→ **ITEMS**

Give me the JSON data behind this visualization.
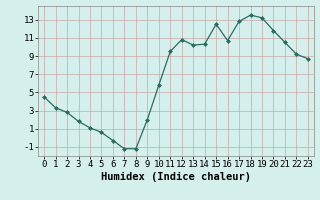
{
  "x": [
    0,
    1,
    2,
    3,
    4,
    5,
    6,
    7,
    8,
    9,
    10,
    11,
    12,
    13,
    14,
    15,
    16,
    17,
    18,
    19,
    20,
    21,
    22,
    23
  ],
  "y": [
    4.5,
    3.3,
    2.8,
    1.8,
    1.1,
    0.6,
    -0.3,
    -1.2,
    -1.2,
    2.0,
    5.8,
    9.5,
    10.8,
    10.2,
    10.3,
    12.5,
    10.7,
    12.8,
    13.5,
    13.2,
    11.8,
    10.5,
    9.2,
    8.7
  ],
  "xlabel": "Humidex (Indice chaleur)",
  "xlim": [
    -0.5,
    23.5
  ],
  "ylim": [
    -2,
    14.5
  ],
  "yticks": [
    -1,
    1,
    3,
    5,
    7,
    9,
    11,
    13
  ],
  "xticks": [
    0,
    1,
    2,
    3,
    4,
    5,
    6,
    7,
    8,
    9,
    10,
    11,
    12,
    13,
    14,
    15,
    16,
    17,
    18,
    19,
    20,
    21,
    22,
    23
  ],
  "line_color": "#2a6b60",
  "marker_color": "#2a6b60",
  "bg_color": "#d5efec",
  "grid_color": "#c8dbd8",
  "tick_fontsize": 6.5,
  "xlabel_fontsize": 7.5
}
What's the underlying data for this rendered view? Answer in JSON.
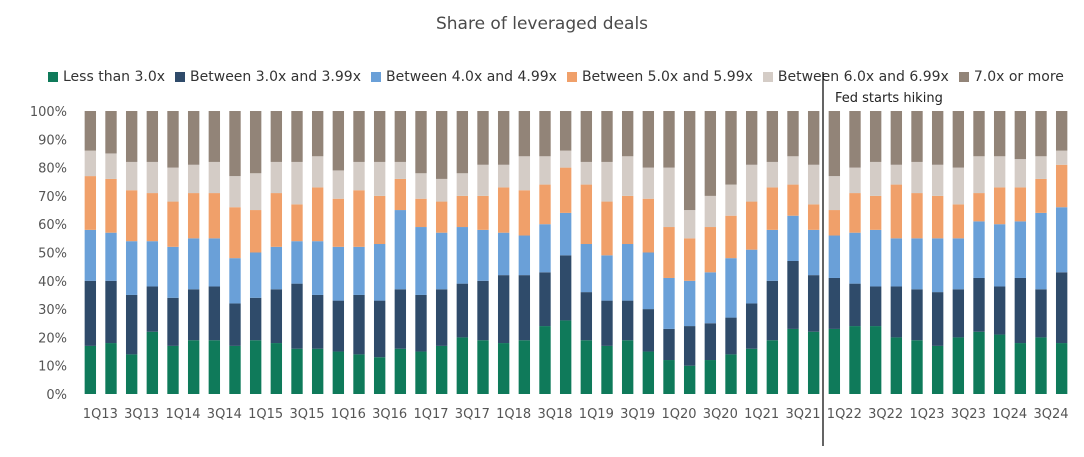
{
  "chart_data": {
    "type": "bar",
    "stacked": true,
    "title": "Share of leveraged deals",
    "xlabel": "",
    "ylabel": "",
    "ylim": [
      0,
      100
    ],
    "ytick_format": "percent",
    "yticks": [
      "0%",
      "10%",
      "20%",
      "30%",
      "40%",
      "50%",
      "60%",
      "70%",
      "80%",
      "90%",
      "100%"
    ],
    "categories": [
      "1Q13",
      "2Q13",
      "3Q13",
      "4Q13",
      "1Q14",
      "2Q14",
      "3Q14",
      "4Q14",
      "1Q15",
      "2Q15",
      "3Q15",
      "4Q15",
      "1Q16",
      "2Q16",
      "3Q16",
      "4Q16",
      "1Q17",
      "2Q17",
      "3Q17",
      "4Q17",
      "1Q18",
      "2Q18",
      "3Q18",
      "4Q18",
      "1Q19",
      "2Q19",
      "3Q19",
      "4Q19",
      "1Q20",
      "2Q20",
      "3Q20",
      "4Q20",
      "1Q21",
      "2Q21",
      "3Q21",
      "4Q21",
      "1Q22",
      "2Q22",
      "3Q22",
      "4Q22",
      "1Q23",
      "2Q23",
      "3Q23",
      "4Q23",
      "1Q24",
      "2Q24",
      "3Q24",
      "4Q24"
    ],
    "x_tick_labels": [
      "1Q13",
      "3Q13",
      "1Q14",
      "3Q14",
      "1Q15",
      "3Q15",
      "1Q16",
      "3Q16",
      "1Q17",
      "3Q17",
      "1Q18",
      "3Q18",
      "1Q19",
      "3Q19",
      "1Q20",
      "3Q20",
      "1Q21",
      "3Q21",
      "1Q22",
      "3Q22",
      "1Q23",
      "3Q23",
      "1Q24",
      "3Q24"
    ],
    "legend_position": "top",
    "series": [
      {
        "name": "Less than 3.0x",
        "color": "#0f7a5a",
        "values": [
          17,
          18,
          14,
          22,
          17,
          19,
          19,
          17,
          19,
          18,
          16,
          16,
          15,
          14,
          13,
          16,
          15,
          17,
          20,
          19,
          18,
          19,
          24,
          26,
          19,
          17,
          19,
          15,
          12,
          10,
          12,
          14,
          16,
          19,
          23,
          22,
          23,
          24,
          24,
          20,
          19,
          17,
          20,
          22,
          21,
          18,
          20,
          18
        ]
      },
      {
        "name": "Between 3.0x and 3.99x",
        "color": "#2f4b6a",
        "values": [
          23,
          22,
          21,
          16,
          17,
          18,
          19,
          15,
          15,
          19,
          23,
          19,
          18,
          21,
          20,
          21,
          20,
          20,
          19,
          21,
          24,
          23,
          19,
          23,
          17,
          16,
          14,
          15,
          11,
          14,
          13,
          13,
          16,
          21,
          24,
          20,
          18,
          15,
          14,
          18,
          18,
          19,
          17,
          19,
          17,
          23,
          17,
          25
        ]
      },
      {
        "name": "Between 4.0x and 4.99x",
        "color": "#6aa0d8",
        "values": [
          18,
          17,
          19,
          16,
          18,
          18,
          17,
          16,
          16,
          15,
          15,
          19,
          19,
          17,
          20,
          28,
          24,
          20,
          20,
          18,
          15,
          14,
          17,
          15,
          17,
          16,
          20,
          20,
          18,
          16,
          18,
          21,
          19,
          18,
          16,
          16,
          15,
          18,
          20,
          17,
          18,
          19,
          18,
          20,
          22,
          20,
          27,
          23
        ]
      },
      {
        "name": "Between 5.0x and 5.99x",
        "color": "#f0a06a",
        "values": [
          19,
          19,
          18,
          17,
          16,
          16,
          16,
          18,
          15,
          19,
          13,
          19,
          17,
          20,
          17,
          11,
          10,
          11,
          11,
          12,
          16,
          16,
          14,
          16,
          21,
          19,
          17,
          19,
          18,
          15,
          16,
          15,
          17,
          15,
          11,
          9,
          9,
          14,
          12,
          19,
          16,
          15,
          12,
          10,
          13,
          12,
          12,
          15
        ]
      },
      {
        "name": "Between 6.0x and 6.99x",
        "color": "#d4ccc6",
        "values": [
          9,
          9,
          10,
          11,
          12,
          10,
          11,
          11,
          13,
          11,
          15,
          11,
          10,
          10,
          12,
          6,
          9,
          8,
          8,
          11,
          8,
          12,
          10,
          6,
          8,
          14,
          14,
          11,
          21,
          10,
          11,
          11,
          13,
          9,
          10,
          14,
          12,
          9,
          12,
          7,
          11,
          11,
          13,
          13,
          11,
          10,
          8,
          5
        ]
      },
      {
        "name": "7.0x or more",
        "color": "#928478",
        "values": [
          14,
          15,
          18,
          18,
          20,
          19,
          18,
          23,
          22,
          18,
          18,
          16,
          21,
          18,
          18,
          18,
          22,
          24,
          22,
          19,
          19,
          16,
          16,
          14,
          18,
          18,
          16,
          20,
          20,
          35,
          30,
          26,
          19,
          18,
          16,
          19,
          23,
          20,
          18,
          19,
          18,
          19,
          20,
          16,
          16,
          17,
          16,
          14
        ]
      }
    ],
    "annotations": [
      {
        "text": "Fed starts hiking",
        "at_category": "1Q22",
        "style": "vertical-line"
      }
    ]
  }
}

→ **TASK DETAILS**
Copy out the lines in which the string "this" appears.

→ **TASK ANSWER**
Give me the JSON data behind this visualization.
What's the underlying data for this rendered view? Answer in JSON.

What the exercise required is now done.